## start

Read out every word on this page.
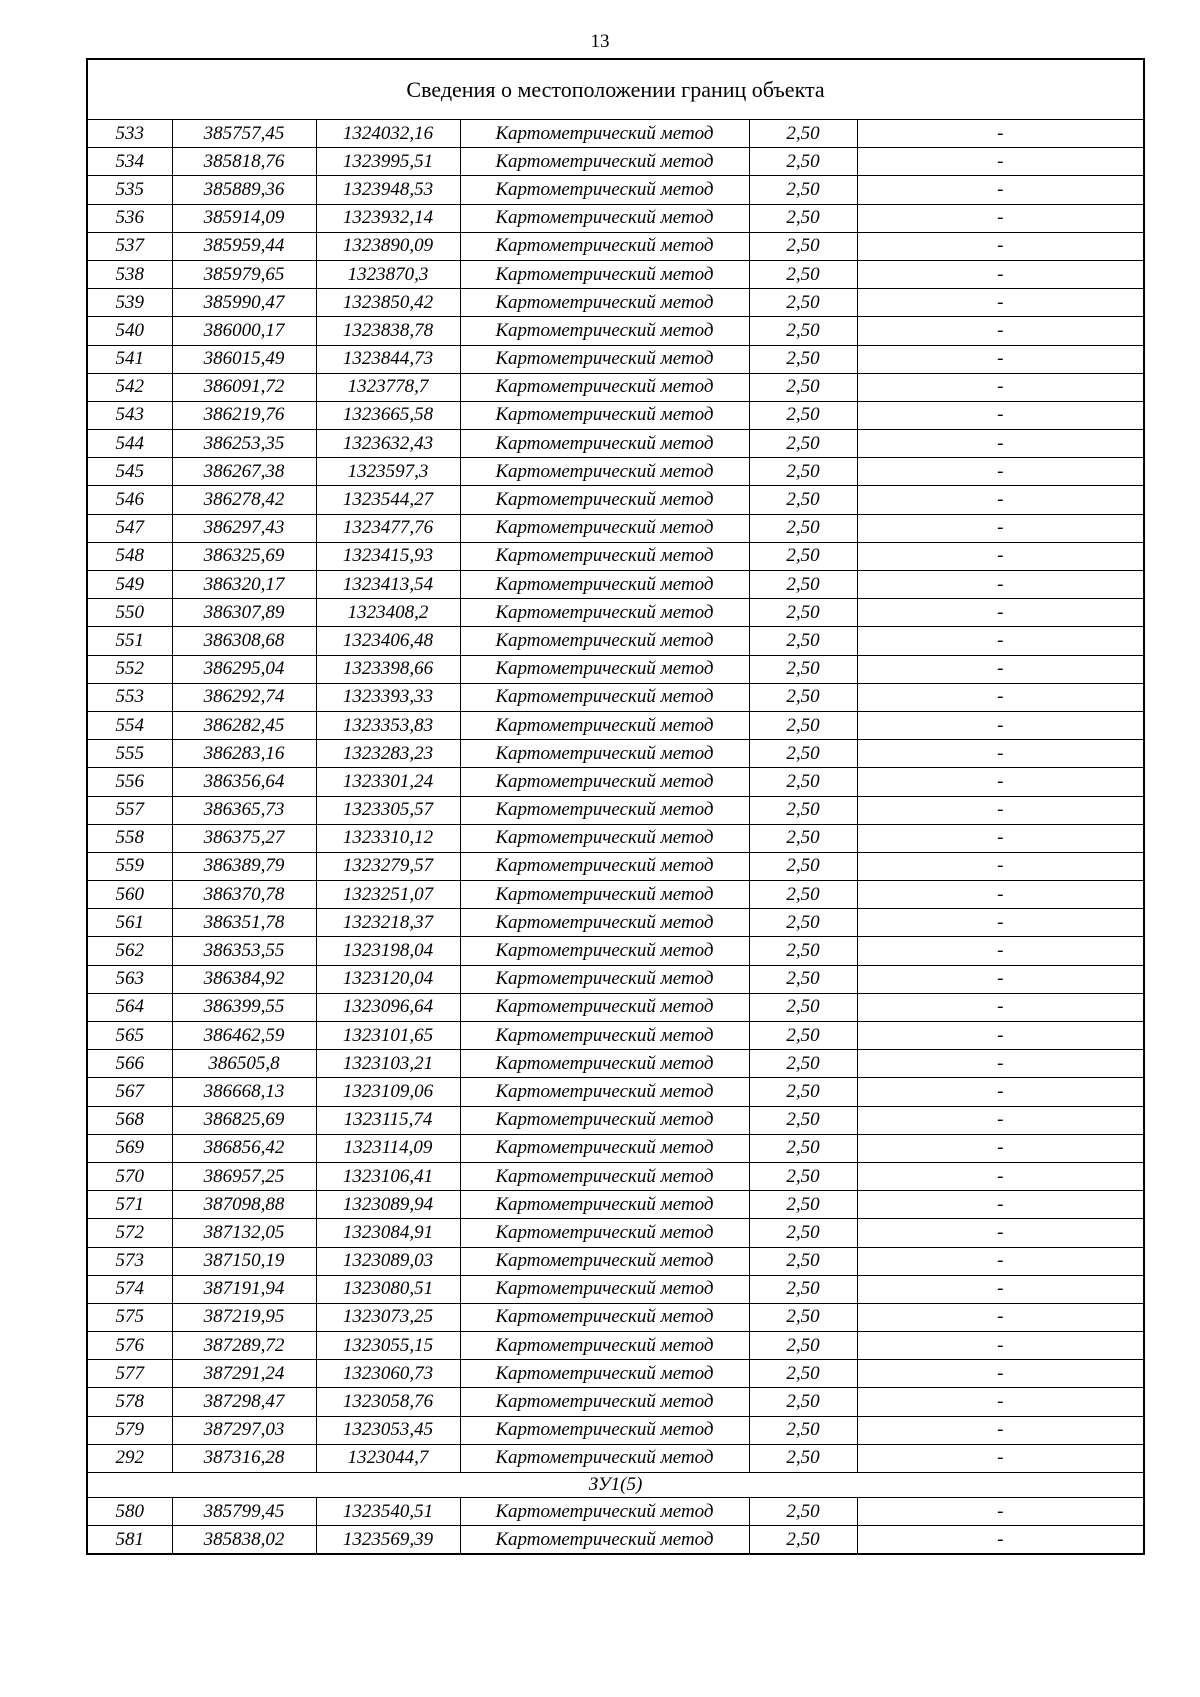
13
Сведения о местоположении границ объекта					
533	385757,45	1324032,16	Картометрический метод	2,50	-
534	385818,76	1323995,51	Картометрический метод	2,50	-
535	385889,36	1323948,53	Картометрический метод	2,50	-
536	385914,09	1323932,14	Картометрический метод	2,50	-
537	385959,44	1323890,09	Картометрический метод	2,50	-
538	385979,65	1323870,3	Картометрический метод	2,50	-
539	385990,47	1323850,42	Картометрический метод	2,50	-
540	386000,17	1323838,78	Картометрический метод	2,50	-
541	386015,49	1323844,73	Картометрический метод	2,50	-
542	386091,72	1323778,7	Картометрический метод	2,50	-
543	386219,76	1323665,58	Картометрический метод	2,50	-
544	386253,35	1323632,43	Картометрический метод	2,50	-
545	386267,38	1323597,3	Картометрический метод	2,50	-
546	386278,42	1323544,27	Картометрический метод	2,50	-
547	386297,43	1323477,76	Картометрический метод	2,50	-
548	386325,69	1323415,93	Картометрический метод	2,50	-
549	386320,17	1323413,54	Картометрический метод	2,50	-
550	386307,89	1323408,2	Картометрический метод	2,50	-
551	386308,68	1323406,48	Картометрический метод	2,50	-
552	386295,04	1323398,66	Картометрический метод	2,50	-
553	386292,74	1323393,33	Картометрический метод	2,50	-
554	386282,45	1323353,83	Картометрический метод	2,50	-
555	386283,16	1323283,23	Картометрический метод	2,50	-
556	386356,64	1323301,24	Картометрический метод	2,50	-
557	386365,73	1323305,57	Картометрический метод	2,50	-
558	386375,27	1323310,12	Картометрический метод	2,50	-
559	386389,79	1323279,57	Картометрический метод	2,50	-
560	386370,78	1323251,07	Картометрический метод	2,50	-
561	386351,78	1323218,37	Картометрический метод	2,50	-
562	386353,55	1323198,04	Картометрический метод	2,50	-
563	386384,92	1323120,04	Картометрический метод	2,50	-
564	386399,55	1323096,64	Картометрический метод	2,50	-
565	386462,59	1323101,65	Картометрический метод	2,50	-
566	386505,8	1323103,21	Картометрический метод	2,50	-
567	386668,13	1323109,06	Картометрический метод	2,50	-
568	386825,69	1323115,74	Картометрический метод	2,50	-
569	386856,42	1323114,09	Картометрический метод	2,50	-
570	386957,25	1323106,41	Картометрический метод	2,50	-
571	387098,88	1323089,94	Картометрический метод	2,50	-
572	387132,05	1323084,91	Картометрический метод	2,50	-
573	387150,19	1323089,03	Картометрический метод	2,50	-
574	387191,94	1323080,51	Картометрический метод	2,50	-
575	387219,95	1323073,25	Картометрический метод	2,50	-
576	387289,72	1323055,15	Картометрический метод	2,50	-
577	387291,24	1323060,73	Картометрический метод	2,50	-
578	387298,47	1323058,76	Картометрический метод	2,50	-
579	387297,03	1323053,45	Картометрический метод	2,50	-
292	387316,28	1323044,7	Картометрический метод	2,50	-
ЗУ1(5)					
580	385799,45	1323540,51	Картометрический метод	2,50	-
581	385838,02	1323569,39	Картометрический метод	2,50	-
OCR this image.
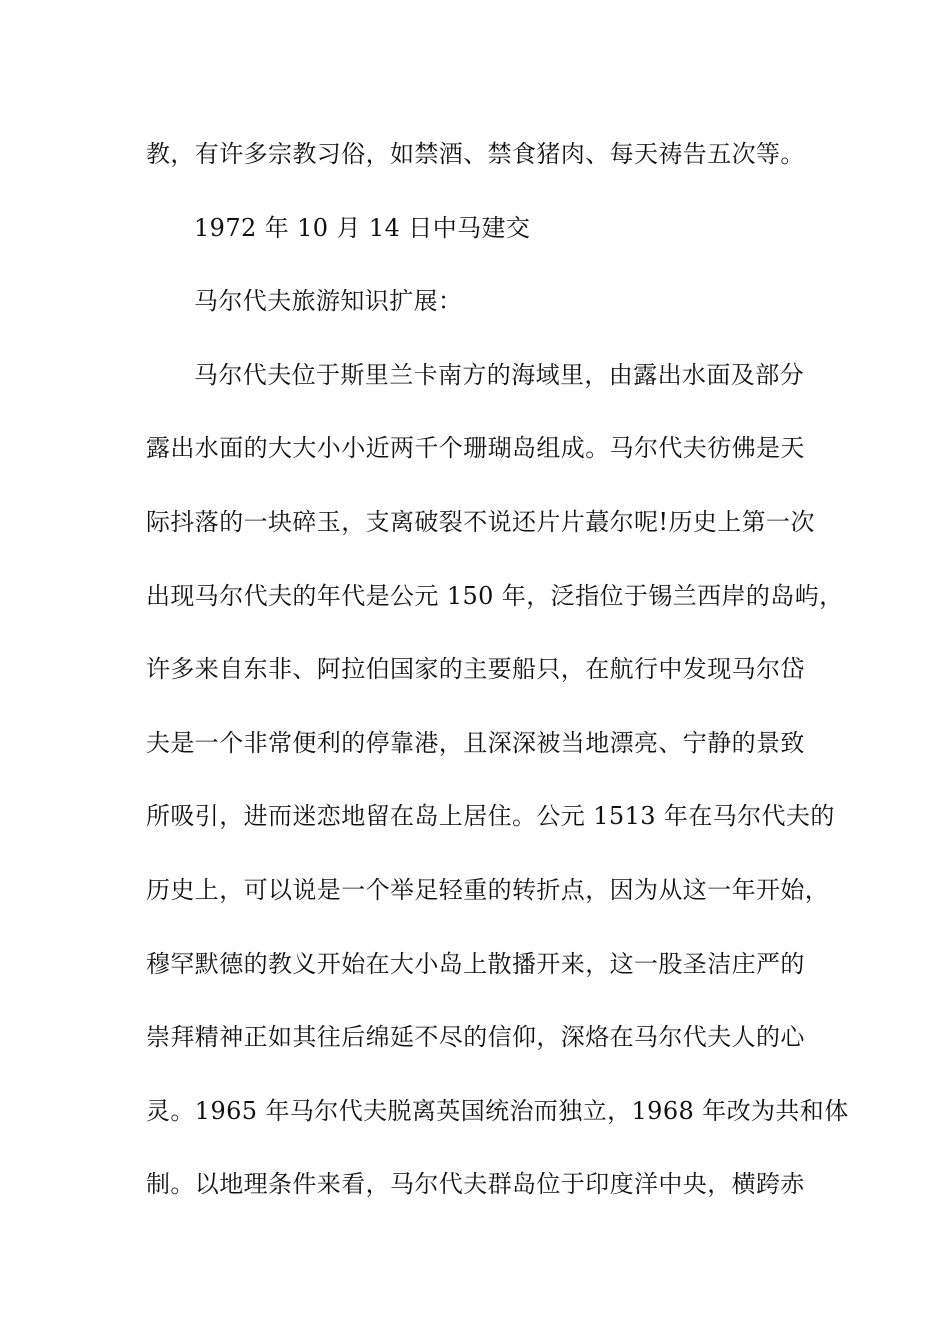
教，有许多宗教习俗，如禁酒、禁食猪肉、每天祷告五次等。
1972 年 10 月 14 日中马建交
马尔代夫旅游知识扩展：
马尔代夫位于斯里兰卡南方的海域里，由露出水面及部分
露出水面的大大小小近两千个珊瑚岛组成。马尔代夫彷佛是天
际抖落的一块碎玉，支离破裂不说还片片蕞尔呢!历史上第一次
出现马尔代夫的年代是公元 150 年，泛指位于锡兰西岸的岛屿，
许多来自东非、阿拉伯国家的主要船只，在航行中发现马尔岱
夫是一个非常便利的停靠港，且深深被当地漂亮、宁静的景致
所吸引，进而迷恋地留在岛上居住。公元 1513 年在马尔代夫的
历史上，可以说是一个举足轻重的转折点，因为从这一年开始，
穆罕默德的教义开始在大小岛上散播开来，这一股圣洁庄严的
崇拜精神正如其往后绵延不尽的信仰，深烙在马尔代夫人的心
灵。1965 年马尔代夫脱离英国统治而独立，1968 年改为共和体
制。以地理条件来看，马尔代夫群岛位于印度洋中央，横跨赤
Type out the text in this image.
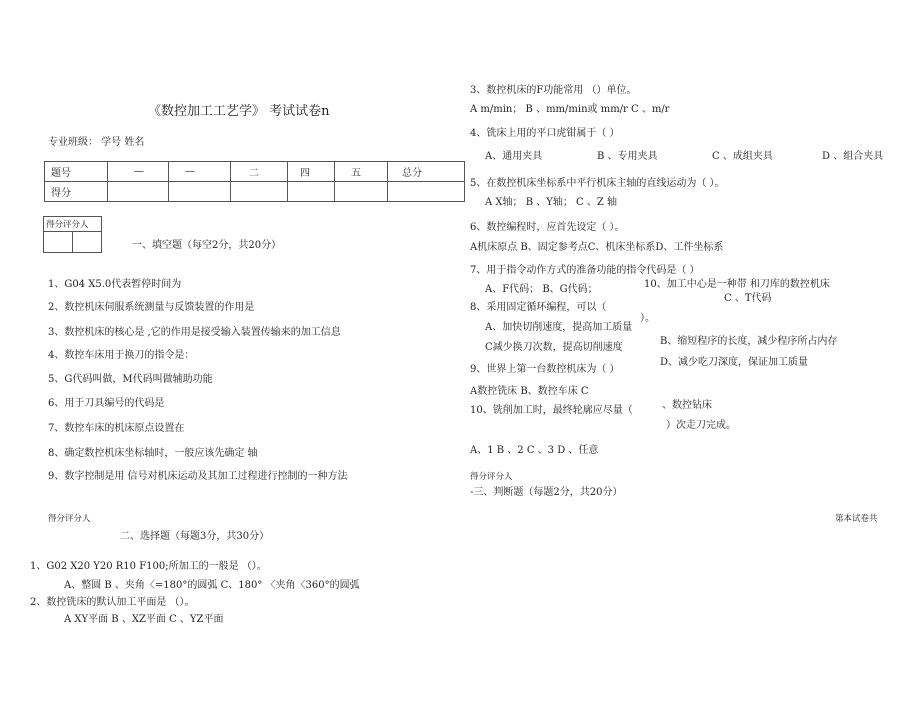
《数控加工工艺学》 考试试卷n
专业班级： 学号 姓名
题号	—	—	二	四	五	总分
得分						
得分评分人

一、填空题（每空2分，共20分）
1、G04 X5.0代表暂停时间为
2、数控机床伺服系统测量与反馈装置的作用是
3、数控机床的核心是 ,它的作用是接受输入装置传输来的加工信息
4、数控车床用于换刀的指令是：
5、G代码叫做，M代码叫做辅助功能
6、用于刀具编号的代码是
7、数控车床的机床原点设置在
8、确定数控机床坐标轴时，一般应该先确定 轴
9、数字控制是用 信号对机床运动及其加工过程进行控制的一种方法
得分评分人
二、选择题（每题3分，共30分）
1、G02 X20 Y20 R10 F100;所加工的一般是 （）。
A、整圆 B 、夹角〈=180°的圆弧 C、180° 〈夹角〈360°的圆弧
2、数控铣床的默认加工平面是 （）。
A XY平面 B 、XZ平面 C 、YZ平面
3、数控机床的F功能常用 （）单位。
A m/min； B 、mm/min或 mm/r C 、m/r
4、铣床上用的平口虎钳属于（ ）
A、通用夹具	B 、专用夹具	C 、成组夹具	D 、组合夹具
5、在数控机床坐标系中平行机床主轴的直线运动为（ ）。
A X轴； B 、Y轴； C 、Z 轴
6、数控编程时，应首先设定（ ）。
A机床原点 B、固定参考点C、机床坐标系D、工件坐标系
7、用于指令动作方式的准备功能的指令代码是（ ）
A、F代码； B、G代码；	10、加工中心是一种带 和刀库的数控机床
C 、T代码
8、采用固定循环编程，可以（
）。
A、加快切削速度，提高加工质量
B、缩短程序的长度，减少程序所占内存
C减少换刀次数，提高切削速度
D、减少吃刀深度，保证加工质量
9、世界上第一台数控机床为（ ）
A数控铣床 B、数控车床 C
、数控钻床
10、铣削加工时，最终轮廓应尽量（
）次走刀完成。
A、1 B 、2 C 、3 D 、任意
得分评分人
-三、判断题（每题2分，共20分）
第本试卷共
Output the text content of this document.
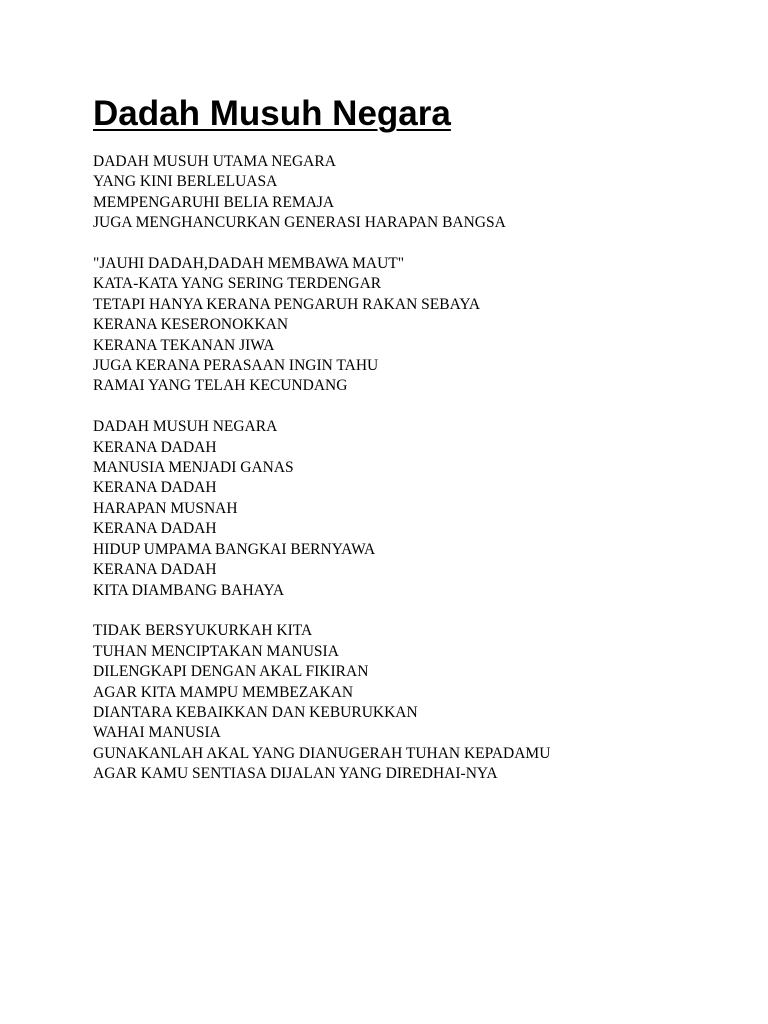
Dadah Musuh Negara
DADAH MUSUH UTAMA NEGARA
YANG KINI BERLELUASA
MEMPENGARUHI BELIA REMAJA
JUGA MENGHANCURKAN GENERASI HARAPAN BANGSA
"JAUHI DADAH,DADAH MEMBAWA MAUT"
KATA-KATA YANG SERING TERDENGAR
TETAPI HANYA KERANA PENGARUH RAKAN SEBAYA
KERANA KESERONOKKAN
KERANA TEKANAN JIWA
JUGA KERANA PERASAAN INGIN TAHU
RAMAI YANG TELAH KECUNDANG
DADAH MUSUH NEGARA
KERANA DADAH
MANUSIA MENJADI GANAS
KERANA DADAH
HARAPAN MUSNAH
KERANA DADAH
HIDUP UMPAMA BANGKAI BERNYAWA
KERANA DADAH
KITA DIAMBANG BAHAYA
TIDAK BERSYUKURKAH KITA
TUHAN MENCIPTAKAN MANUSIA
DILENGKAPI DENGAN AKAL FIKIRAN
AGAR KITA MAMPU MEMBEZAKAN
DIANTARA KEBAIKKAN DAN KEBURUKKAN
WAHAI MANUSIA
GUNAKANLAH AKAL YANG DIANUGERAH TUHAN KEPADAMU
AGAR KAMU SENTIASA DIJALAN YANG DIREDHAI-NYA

## end

• AIM OF THE EXERCISE: Pick up at the line that holds "Output the text content of this document." and restate each line, word for word, through the last line of the entries. Include both end lines but none of the pictures.

• EXERCISE ANSWER:
Output the text content of this document.
Dadah Musuh Negara
DADAH MUSUH UTAMA NEGARA
YANG KINI BERLELUASA
MEMPENGARUHI BELIA REMAJA
JUGA MENGHANCURKAN GENERASI HARAPAN BANGSA
"JAUHI DADAH,DADAH MEMBAWA MAUT"
KATA-KATA YANG SERING TERDENGAR
TETAPI HANYA KERANA PENGARUH RAKAN SEBAYA
KERANA KESERONOKKAN
KERANA TEKANAN JIWA
JUGA KERANA PERASAAN INGIN TAHU
RAMAI YANG TELAH KECUNDANG
DADAH MUSUH NEGARA
KERANA DADAH
MANUSIA MENJADI GANAS
KERANA DADAH
HARAPAN MUSNAH
KERANA DADAH
HIDUP UMPAMA BANGKAI BERNYAWA
KERANA DADAH
KITA DIAMBANG BAHAYA
TIDAK BERSYUKURKAH KITA
TUHAN MENCIPTAKAN MANUSIA
DILENGKAPI DENGAN AKAL FIKIRAN
AGAR KITA MAMPU MEMBEZAKAN
DIANTARA KEBAIKKAN DAN KEBURUKKAN
WAHAI MANUSIA
GUNAKANLAH AKAL YANG DIANUGERAH TUHAN KEPADAMU
AGAR KAMU SENTIASA DIJALAN YANG DIREDHAI-NYA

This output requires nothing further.